WHAT THIS TASK INVOLVES
Please write out the material that follows, exactly as it stands.

STORED DATA
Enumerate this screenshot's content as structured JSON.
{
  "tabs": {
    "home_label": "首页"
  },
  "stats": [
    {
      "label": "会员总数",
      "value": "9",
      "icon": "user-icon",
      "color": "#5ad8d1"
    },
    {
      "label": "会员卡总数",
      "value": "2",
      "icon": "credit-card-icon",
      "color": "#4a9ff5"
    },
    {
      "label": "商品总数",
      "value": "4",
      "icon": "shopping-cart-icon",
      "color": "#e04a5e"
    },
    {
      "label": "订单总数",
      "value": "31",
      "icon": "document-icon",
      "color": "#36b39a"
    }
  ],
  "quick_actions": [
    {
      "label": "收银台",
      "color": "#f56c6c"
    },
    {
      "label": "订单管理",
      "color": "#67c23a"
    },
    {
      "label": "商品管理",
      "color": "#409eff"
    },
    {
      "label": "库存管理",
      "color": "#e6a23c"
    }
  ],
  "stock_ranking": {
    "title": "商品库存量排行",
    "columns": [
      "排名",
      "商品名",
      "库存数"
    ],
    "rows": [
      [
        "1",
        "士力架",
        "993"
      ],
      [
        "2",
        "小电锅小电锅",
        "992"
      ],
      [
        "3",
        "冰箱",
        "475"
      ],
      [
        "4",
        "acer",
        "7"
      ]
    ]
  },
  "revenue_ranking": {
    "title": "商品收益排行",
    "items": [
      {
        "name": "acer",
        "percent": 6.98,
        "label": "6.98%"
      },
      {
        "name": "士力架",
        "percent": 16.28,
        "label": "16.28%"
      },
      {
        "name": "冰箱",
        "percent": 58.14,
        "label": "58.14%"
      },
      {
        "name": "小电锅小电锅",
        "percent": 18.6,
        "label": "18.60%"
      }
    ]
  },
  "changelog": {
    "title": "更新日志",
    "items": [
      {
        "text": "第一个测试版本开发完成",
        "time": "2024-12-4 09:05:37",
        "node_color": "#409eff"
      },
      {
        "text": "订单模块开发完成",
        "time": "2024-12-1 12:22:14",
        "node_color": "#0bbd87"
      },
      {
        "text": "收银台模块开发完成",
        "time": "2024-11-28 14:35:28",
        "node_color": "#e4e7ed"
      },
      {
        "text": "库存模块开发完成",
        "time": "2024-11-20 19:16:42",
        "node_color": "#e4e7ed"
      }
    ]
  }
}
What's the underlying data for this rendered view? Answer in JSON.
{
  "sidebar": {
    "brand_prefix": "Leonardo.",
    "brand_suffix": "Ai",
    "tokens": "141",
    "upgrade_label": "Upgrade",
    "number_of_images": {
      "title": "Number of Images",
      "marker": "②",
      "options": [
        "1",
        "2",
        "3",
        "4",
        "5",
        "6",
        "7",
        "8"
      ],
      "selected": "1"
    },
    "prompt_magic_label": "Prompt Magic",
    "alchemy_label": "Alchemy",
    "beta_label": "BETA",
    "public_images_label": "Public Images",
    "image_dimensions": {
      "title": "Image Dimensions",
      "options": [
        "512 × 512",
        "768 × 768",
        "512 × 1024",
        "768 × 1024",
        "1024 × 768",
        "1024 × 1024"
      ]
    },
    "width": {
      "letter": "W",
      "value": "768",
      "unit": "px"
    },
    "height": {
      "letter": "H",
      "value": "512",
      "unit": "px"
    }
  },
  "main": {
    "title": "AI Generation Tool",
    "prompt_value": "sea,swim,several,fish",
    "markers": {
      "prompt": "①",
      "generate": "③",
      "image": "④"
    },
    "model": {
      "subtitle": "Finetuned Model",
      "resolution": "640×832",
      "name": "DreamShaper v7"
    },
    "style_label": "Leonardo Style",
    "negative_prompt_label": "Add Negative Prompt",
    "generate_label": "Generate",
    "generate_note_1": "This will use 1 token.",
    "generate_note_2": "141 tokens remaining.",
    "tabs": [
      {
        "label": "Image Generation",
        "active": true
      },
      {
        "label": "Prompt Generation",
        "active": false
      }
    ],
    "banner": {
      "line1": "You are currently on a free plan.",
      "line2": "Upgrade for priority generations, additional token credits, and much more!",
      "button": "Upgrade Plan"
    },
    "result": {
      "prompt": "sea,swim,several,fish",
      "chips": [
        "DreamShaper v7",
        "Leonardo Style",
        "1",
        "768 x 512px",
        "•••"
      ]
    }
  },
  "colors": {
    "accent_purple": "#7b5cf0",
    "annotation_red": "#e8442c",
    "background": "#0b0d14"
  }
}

THE RESULT
Enumerate this screenshot's content as structured JSON.
{
  "tabs": {
    "home_label": "首页"
  },
  "stats": [
    {
      "label": "会员总数",
      "value": "9",
      "icon": "user-icon",
      "color": "#5ad8d1"
    },
    {
      "label": "会员卡总数",
      "value": "2",
      "icon": "credit-card-icon",
      "color": "#4a9ff5"
    },
    {
      "label": "商品总数",
      "value": "4",
      "icon": "shopping-cart-icon",
      "color": "#e04a5e"
    },
    {
      "label": "订单总数",
      "value": "31",
      "icon": "document-icon",
      "color": "#36b39a"
    }
  ],
  "quick_actions": [
    {
      "label": "收银台",
      "color": "#f56c6c"
    },
    {
      "label": "订单管理",
      "color": "#67c23a"
    },
    {
      "label": "商品管理",
      "color": "#409eff"
    },
    {
      "label": "库存管理",
      "color": "#e6a23c"
    }
  ],
  "stock_ranking": {
    "title": "商品库存量排行",
    "columns": [
      "排名",
      "商品名",
      "库存数"
    ],
    "rows": [
      [
        "1",
        "士力架",
        "993"
      ],
      [
        "2",
        "小电锅小电锅",
        "992"
      ],
      [
        "3",
        "冰箱",
        "475"
      ],
      [
        "4",
        "acer",
        "7"
      ]
    ]
  },
  "revenue_ranking": {
    "title": "商品收益排行",
    "items": [
      {
        "name": "acer",
        "percent": 6.98,
        "label": "6.98%"
      },
      {
        "name": "士力架",
        "percent": 16.28,
        "label": "16.28%"
      },
      {
        "name": "冰箱",
        "percent": 58.14,
        "label": "58.14%"
      },
      {
        "name": "小电锅小电锅",
        "percent": 18.6,
        "label": "18.60%"
      }
    ]
  },
  "changelog": {
    "title": "更新日志",
    "items": [
      {
        "text": "第一个测试版本开发完成",
        "time": "2024-12-4 09:05:37",
        "node_color": "#409eff"
      },
      {
        "text": "订单模块开发完成",
        "time": "2024-12-1 12:22:14",
        "node_color": "#0bbd87"
      },
      {
        "text": "收银台模块开发完成",
        "time": "2024-11-28 14:35:28",
        "node_color": "#e4e7ed"
      },
      {
        "text": "库存模块开发完成",
        "time": "2024-11-20 19:16:42",
        "node_color": "#e4e7ed"
      }
    ]
  }
}
What's the underlying data for this rendered view? Answer in JSON.
{
  "sidebar": {
    "brand_prefix": "Leonardo.",
    "brand_suffix": "Ai",
    "tokens": "141",
    "upgrade_label": "Upgrade",
    "number_of_images": {
      "title": "Number of Images",
      "marker": "②",
      "options": [
        "1",
        "2",
        "3",
        "4",
        "5",
        "6",
        "7",
        "8"
      ],
      "selected": "1"
    },
    "prompt_magic_label": "Prompt Magic",
    "alchemy_label": "Alchemy",
    "beta_label": "BETA",
    "public_images_label": "Public Images",
    "image_dimensions": {
      "title": "Image Dimensions",
      "options": [
        "512 × 512",
        "768 × 768",
        "512 × 1024",
        "768 × 1024",
        "1024 × 768",
        "1024 × 1024"
      ]
    },
    "width": {
      "letter": "W",
      "value": "768",
      "unit": "px"
    },
    "height": {
      "letter": "H",
      "value": "512",
      "unit": "px"
    }
  },
  "main": {
    "title": "AI Generation Tool",
    "prompt_value": "sea,swim,several,fish",
    "markers": {
      "prompt": "①",
      "generate": "③",
      "image": "④"
    },
    "model": {
      "subtitle": "Finetuned Model",
      "resolution": "640×832",
      "name": "DreamShaper v7"
    },
    "style_label": "Leonardo Style",
    "negative_prompt_label": "Add Negative Prompt",
    "generate_label": "Generate",
    "generate_note_1": "This will use 1 token.",
    "generate_note_2": "141 tokens remaining.",
    "tabs": [
      {
        "label": "Image Generation",
        "active": true
      },
      {
        "label": "Prompt Generation",
        "active": false
      }
    ],
    "banner": {
      "line1": "You are currently on a free plan.",
      "line2": "Upgrade for priority generations, additional token credits, and much more!",
      "button": "Upgrade Plan"
    },
    "result": {
      "prompt": "sea,swim,several,fish",
      "chips": [
        "DreamShaper v7",
        "Leonardo Style",
        "1",
        "768 x 512px",
        "•••"
      ]
    }
  },
  "colors": {
    "accent_purple": "#7b5cf0",
    "annotation_red": "#e8442c",
    "background": "#0b0d14"
  }
}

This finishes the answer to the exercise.